- _GOAL_
Extract all lines in the data that contain the word "their".

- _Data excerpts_
# # #
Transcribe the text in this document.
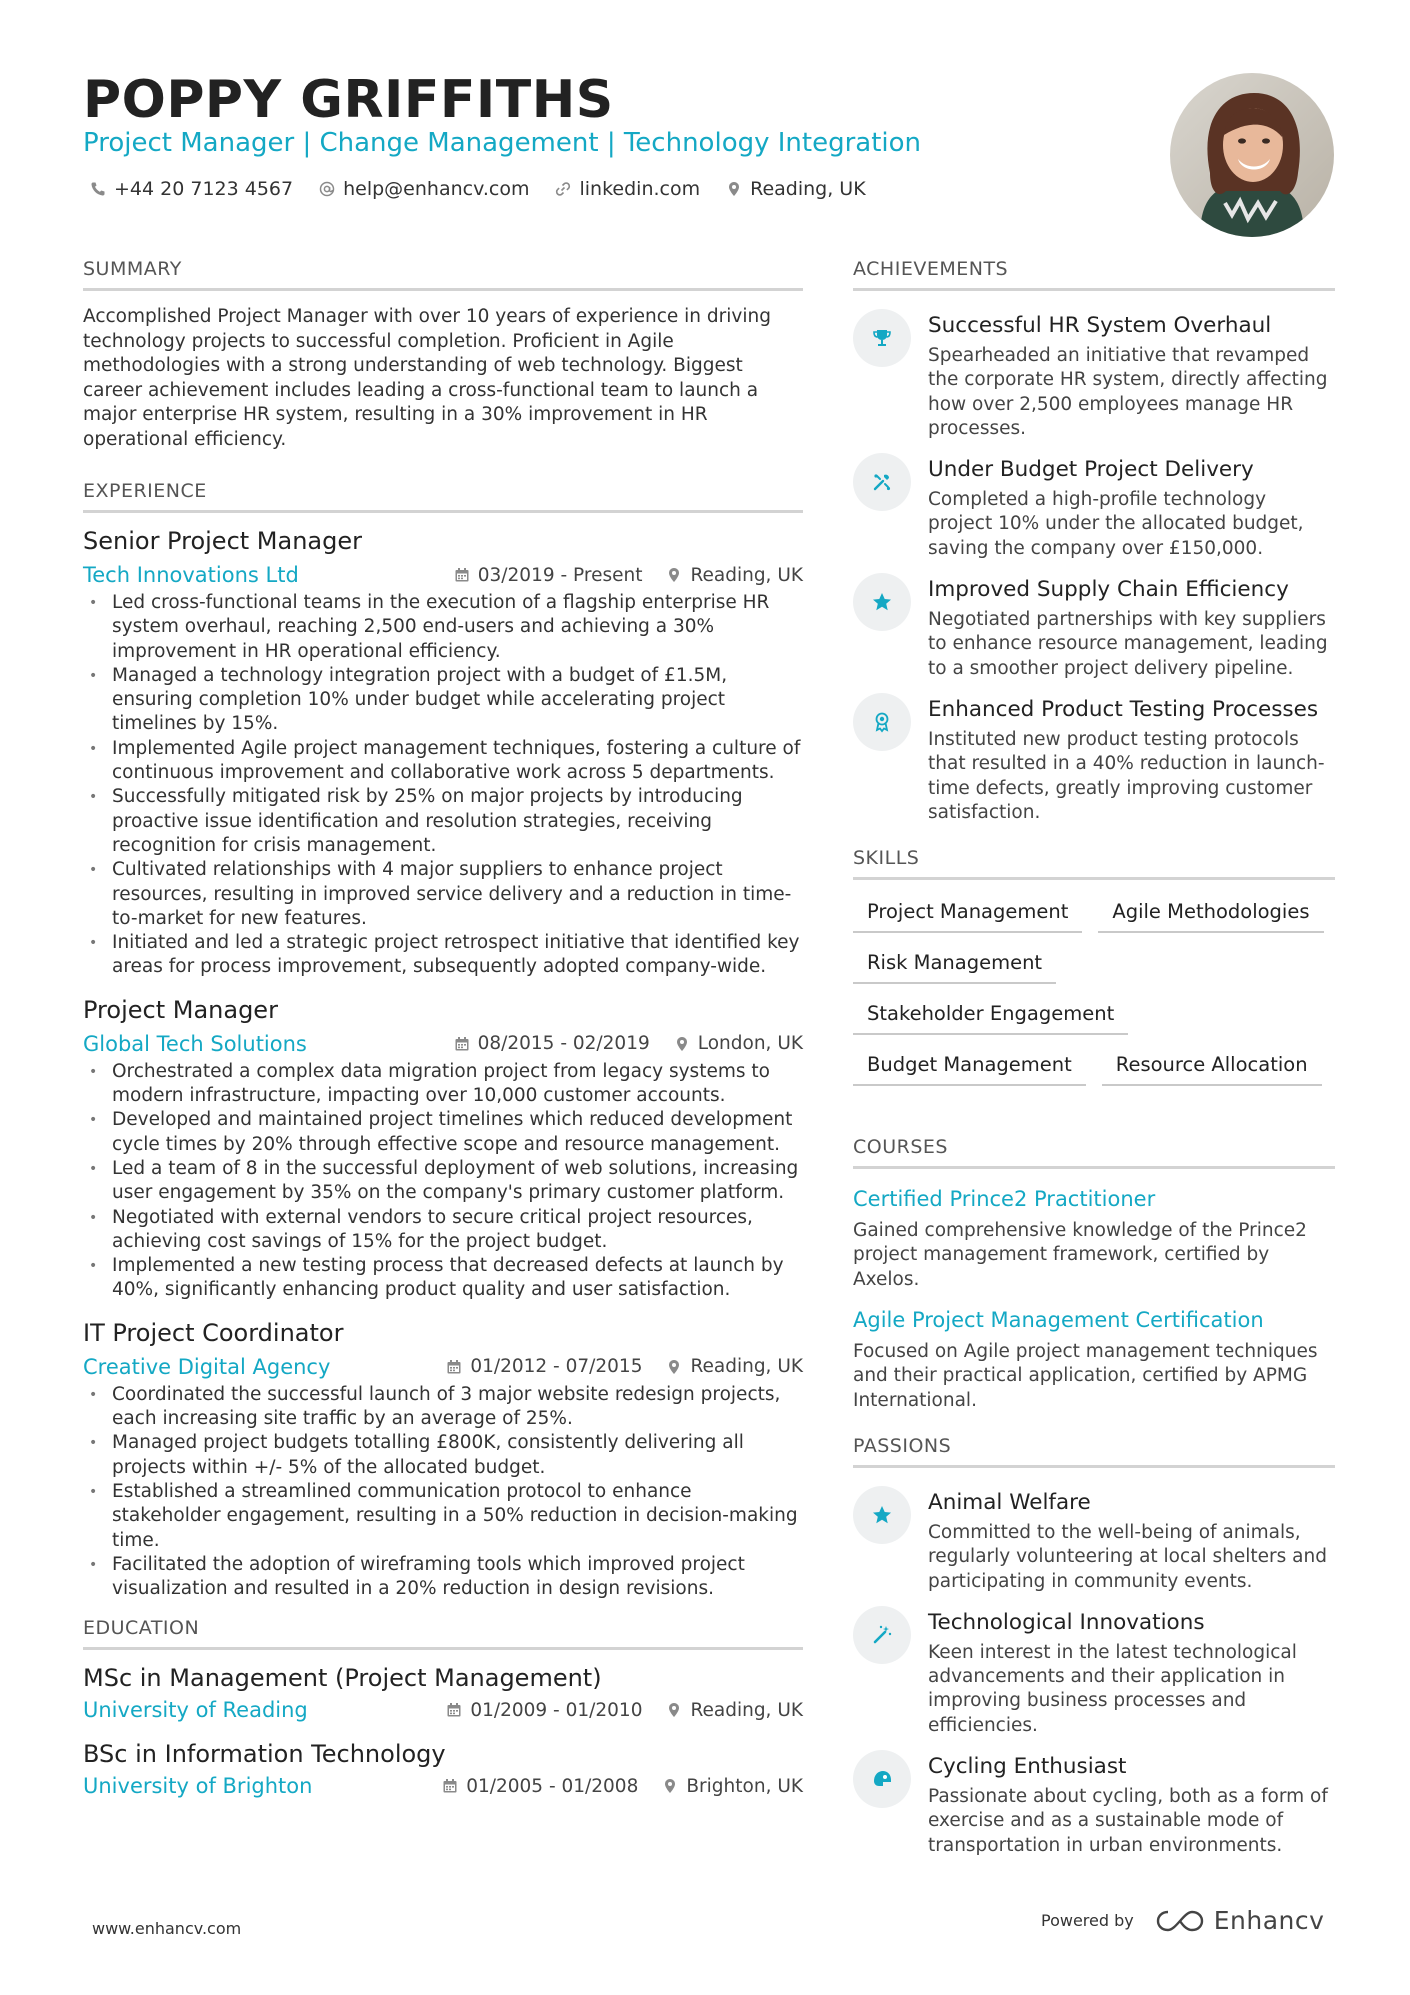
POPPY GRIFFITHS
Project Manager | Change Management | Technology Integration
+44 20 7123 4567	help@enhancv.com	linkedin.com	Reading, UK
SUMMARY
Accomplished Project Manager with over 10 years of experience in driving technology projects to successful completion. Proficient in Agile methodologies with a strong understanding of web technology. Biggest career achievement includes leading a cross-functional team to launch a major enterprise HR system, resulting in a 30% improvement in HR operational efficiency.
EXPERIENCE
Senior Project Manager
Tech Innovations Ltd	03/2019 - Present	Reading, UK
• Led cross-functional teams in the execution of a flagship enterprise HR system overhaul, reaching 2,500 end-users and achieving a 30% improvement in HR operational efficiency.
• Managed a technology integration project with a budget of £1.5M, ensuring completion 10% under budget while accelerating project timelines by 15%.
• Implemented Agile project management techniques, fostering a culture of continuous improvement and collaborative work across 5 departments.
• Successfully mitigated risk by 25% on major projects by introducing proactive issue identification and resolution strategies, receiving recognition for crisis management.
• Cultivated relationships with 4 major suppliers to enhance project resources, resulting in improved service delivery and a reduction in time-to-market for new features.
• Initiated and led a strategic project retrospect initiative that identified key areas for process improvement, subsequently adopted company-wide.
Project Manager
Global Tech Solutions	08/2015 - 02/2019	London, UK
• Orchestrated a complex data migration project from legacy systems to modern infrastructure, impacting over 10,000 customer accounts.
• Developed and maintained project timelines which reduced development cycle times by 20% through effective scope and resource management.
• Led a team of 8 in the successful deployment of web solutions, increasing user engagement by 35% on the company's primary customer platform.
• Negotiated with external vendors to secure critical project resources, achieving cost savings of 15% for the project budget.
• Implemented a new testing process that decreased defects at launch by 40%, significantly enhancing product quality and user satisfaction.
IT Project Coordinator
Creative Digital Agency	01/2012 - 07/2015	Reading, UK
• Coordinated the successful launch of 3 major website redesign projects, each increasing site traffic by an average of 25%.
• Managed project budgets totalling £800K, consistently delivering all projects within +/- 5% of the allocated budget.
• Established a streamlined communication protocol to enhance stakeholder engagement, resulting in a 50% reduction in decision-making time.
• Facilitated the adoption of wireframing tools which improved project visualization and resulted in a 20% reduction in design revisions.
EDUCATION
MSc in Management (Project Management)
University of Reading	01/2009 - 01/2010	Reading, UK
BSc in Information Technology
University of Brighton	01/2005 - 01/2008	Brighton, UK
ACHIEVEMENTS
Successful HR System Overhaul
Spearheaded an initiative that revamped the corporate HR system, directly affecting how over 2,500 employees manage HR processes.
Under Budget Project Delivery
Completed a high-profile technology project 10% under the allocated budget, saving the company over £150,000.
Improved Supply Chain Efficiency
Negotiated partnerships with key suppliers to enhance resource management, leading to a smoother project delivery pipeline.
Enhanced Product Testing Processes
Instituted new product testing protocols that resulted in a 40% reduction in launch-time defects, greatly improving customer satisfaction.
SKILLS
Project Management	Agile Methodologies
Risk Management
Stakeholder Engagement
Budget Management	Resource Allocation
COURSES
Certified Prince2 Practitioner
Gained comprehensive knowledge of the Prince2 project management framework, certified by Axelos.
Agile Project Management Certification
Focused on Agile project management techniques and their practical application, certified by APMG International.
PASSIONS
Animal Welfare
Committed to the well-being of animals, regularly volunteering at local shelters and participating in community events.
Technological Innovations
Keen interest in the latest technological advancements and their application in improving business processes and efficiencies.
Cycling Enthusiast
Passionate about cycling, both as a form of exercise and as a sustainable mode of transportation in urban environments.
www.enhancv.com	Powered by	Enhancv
# # #
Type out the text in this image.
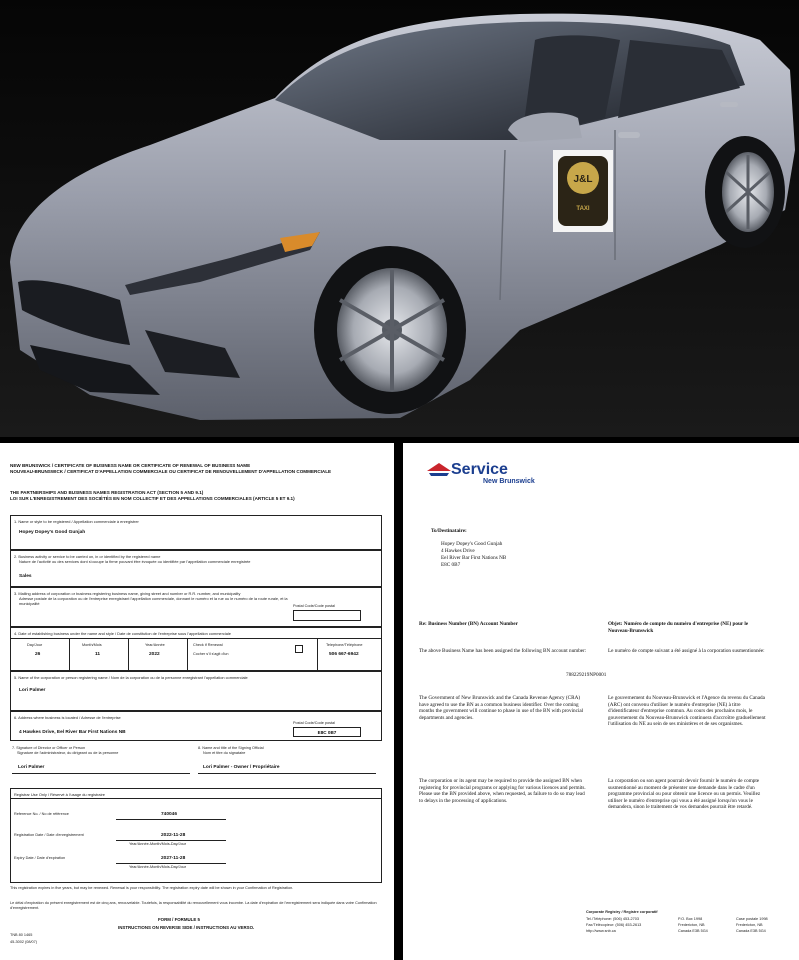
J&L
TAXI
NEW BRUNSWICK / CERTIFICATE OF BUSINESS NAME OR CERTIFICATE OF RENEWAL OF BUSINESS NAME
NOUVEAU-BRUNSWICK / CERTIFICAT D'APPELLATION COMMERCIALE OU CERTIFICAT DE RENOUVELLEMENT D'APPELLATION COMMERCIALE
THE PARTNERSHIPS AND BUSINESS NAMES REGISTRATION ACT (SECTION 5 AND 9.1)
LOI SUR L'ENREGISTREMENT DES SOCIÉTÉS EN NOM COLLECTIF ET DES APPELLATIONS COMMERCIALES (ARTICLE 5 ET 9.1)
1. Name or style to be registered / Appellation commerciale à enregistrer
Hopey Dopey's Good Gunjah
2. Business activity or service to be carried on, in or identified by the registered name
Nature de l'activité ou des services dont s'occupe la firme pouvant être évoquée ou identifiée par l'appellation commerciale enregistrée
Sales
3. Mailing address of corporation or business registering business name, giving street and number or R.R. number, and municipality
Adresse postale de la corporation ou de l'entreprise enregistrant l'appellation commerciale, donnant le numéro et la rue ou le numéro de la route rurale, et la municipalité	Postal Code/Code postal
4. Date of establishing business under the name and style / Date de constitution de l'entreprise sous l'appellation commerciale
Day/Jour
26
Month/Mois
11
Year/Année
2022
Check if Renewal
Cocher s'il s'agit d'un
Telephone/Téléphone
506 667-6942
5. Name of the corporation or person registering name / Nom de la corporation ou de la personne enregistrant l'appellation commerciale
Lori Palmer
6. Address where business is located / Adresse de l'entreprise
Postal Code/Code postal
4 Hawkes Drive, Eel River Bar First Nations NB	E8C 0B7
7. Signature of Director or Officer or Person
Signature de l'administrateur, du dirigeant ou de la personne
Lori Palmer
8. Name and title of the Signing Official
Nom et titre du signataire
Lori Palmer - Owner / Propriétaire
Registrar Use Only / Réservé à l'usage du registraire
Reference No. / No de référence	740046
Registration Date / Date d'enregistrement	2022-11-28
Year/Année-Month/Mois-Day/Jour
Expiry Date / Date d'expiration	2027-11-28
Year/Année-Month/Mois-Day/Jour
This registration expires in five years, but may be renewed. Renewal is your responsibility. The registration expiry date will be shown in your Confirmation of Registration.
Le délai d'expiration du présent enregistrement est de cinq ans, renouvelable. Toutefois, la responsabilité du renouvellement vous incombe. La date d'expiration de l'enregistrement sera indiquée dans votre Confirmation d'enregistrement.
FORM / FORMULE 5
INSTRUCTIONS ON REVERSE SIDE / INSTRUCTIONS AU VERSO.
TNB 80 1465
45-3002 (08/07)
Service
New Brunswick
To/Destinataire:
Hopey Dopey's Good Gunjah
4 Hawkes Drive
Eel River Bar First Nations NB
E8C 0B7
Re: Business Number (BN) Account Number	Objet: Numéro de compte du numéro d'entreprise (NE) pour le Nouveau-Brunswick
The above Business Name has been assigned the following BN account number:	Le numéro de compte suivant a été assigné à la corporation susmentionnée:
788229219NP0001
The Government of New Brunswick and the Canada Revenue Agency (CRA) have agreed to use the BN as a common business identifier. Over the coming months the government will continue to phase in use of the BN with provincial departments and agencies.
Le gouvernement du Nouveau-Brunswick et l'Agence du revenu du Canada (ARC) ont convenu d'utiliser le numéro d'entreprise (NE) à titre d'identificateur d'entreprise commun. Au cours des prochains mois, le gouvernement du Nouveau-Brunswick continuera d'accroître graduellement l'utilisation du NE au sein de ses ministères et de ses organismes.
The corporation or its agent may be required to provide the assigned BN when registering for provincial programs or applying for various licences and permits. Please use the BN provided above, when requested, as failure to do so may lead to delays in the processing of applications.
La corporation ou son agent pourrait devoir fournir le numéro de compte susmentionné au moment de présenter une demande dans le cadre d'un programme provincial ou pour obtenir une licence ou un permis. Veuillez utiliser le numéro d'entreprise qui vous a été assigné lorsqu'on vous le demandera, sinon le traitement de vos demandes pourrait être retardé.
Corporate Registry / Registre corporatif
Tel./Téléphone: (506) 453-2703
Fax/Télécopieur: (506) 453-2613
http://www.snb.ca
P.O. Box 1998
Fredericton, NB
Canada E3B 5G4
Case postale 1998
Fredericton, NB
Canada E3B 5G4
# # #
- _ANSWER FOR THE TASK_
Focused on Agile project management techniques and their practical application, certified by APMG International.
Keen interest in the latest technological advancements and their application in improving business processes and efficiencies.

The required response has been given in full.